(Data items)
◆ ◆ ◆
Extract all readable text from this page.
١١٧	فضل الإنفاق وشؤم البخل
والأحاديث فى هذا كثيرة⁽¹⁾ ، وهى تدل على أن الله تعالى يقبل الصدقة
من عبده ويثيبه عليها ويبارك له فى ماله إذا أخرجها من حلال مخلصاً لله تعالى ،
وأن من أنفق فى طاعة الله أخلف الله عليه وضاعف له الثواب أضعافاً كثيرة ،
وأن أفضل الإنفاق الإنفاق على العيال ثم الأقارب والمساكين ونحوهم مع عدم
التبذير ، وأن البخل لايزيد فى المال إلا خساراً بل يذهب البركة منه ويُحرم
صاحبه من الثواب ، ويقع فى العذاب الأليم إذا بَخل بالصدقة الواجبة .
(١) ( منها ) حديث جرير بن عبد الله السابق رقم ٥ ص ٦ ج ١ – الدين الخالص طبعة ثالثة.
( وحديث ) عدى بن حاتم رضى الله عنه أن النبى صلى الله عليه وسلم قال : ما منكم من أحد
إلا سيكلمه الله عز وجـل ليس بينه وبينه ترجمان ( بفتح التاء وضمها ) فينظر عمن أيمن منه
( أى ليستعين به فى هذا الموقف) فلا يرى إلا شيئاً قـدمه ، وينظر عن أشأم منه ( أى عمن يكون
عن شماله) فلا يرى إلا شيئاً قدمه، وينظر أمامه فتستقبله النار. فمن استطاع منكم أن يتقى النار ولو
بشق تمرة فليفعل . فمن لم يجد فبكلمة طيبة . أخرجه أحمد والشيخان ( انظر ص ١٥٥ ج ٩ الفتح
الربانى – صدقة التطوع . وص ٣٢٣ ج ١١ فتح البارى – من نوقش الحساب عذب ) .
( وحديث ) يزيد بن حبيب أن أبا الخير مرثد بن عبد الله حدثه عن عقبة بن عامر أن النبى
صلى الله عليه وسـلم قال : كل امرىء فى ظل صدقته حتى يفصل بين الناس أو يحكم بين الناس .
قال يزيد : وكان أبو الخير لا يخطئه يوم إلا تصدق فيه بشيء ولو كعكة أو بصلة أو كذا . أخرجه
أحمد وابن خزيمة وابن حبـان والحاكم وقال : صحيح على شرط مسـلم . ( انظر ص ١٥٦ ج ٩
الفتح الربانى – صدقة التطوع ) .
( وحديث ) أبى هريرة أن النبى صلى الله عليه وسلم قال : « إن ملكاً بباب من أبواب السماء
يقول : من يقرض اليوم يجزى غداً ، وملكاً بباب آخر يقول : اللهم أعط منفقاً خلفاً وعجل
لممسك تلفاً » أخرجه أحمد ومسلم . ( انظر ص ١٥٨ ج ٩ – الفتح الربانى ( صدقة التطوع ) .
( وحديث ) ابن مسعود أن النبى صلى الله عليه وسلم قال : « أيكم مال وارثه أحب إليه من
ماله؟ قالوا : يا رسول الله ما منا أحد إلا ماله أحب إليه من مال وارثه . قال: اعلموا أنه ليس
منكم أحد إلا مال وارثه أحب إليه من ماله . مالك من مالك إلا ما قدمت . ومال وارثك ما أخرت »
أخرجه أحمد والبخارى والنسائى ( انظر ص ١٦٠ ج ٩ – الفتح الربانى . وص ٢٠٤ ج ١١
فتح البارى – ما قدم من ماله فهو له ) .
◆ ◆ ◆
| What is required |
Find the lines above that contain the word "البارى" and collect them.

| Final result |
الربانى – صدقة التطوع . وص ٣٢٣ ج ١١ فتح البارى – من نوقش الحساب عذب ) .
فتح البارى – ما قدم من ماله فهو له ) .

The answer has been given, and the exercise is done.